* SET PROBLEM *
Print every line of the listing exactly, please.
* Start *
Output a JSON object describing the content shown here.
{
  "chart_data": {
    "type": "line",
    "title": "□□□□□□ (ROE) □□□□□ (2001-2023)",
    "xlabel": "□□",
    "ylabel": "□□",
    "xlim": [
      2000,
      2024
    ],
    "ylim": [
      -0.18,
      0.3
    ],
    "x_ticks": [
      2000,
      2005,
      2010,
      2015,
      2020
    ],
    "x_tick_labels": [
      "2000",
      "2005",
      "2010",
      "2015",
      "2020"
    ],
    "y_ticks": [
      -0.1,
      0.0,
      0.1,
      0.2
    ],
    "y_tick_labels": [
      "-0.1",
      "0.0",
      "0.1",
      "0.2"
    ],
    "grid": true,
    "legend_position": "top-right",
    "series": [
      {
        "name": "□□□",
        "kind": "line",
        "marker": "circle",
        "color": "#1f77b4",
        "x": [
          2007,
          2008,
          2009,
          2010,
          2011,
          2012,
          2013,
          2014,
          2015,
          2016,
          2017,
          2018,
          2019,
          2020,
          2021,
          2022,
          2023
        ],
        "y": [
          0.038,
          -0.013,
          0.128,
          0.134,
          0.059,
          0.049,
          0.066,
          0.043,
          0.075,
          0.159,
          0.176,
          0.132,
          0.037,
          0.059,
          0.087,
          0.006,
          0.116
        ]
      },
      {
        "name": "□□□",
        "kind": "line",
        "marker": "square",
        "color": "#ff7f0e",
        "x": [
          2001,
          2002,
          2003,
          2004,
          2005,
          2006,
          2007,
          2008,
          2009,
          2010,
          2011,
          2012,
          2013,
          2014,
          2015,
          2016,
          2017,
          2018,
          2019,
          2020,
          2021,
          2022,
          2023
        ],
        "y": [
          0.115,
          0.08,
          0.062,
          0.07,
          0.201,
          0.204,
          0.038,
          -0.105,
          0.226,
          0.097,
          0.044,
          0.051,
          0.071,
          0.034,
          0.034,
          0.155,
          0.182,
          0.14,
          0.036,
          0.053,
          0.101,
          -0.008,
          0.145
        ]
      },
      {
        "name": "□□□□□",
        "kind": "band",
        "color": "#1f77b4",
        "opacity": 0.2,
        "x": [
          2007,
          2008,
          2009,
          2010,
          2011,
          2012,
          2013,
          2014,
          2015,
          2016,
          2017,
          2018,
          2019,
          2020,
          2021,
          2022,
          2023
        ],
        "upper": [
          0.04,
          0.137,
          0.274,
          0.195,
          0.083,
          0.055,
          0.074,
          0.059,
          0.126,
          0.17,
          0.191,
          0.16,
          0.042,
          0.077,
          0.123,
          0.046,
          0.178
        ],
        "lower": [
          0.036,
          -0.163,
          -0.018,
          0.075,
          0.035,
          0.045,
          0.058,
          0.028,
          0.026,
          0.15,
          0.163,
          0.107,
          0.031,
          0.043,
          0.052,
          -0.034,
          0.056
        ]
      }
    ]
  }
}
* End *
* TASK SOLUTION *
Output a JSON object describing the content shown here.
{
  "chart_data": {
    "type": "line",
    "title": "□□□□□□ (ROE) □□□□□ (2001-2023)",
    "xlabel": "□□",
    "ylabel": "□□",
    "xlim": [
      2000,
      2024
    ],
    "ylim": [
      -0.18,
      0.3
    ],
    "x_ticks": [
      2000,
      2005,
      2010,
      2015,
      2020
    ],
    "x_tick_labels": [
      "2000",
      "2005",
      "2010",
      "2015",
      "2020"
    ],
    "y_ticks": [
      -0.1,
      0.0,
      0.1,
      0.2
    ],
    "y_tick_labels": [
      "-0.1",
      "0.0",
      "0.1",
      "0.2"
    ],
    "grid": true,
    "legend_position": "top-right",
    "series": [
      {
        "name": "□□□",
        "kind": "line",
        "marker": "circle",
        "color": "#1f77b4",
        "x": [
          2007,
          2008,
          2009,
          2010,
          2011,
          2012,
          2013,
          2014,
          2015,
          2016,
          2017,
          2018,
          2019,
          2020,
          2021,
          2022,
          2023
        ],
        "y": [
          0.038,
          -0.013,
          0.128,
          0.134,
          0.059,
          0.049,
          0.066,
          0.043,
          0.075,
          0.159,
          0.176,
          0.132,
          0.037,
          0.059,
          0.087,
          0.006,
          0.116
        ]
      },
      {
        "name": "□□□",
        "kind": "line",
        "marker": "square",
        "color": "#ff7f0e",
        "x": [
          2001,
          2002,
          2003,
          2004,
          2005,
          2006,
          2007,
          2008,
          2009,
          2010,
          2011,
          2012,
          2013,
          2014,
          2015,
          2016,
          2017,
          2018,
          2019,
          2020,
          2021,
          2022,
          2023
        ],
        "y": [
          0.115,
          0.08,
          0.062,
          0.07,
          0.201,
          0.204,
          0.038,
          -0.105,
          0.226,
          0.097,
          0.044,
          0.051,
          0.071,
          0.034,
          0.034,
          0.155,
          0.182,
          0.14,
          0.036,
          0.053,
          0.101,
          -0.008,
          0.145
        ]
      },
      {
        "name": "□□□□□",
        "kind": "band",
        "color": "#1f77b4",
        "opacity": 0.2,
        "x": [
          2007,
          2008,
          2009,
          2010,
          2011,
          2012,
          2013,
          2014,
          2015,
          2016,
          2017,
          2018,
          2019,
          2020,
          2021,
          2022,
          2023
        ],
        "upper": [
          0.04,
          0.137,
          0.274,
          0.195,
          0.083,
          0.055,
          0.074,
          0.059,
          0.126,
          0.17,
          0.191,
          0.16,
          0.042,
          0.077,
          0.123,
          0.046,
          0.178
        ],
        "lower": [
          0.036,
          -0.163,
          -0.018,
          0.075,
          0.035,
          0.045,
          0.058,
          0.028,
          0.026,
          0.15,
          0.163,
          0.107,
          0.031,
          0.043,
          0.052,
          -0.034,
          0.056
        ]
      }
    ]
  }
}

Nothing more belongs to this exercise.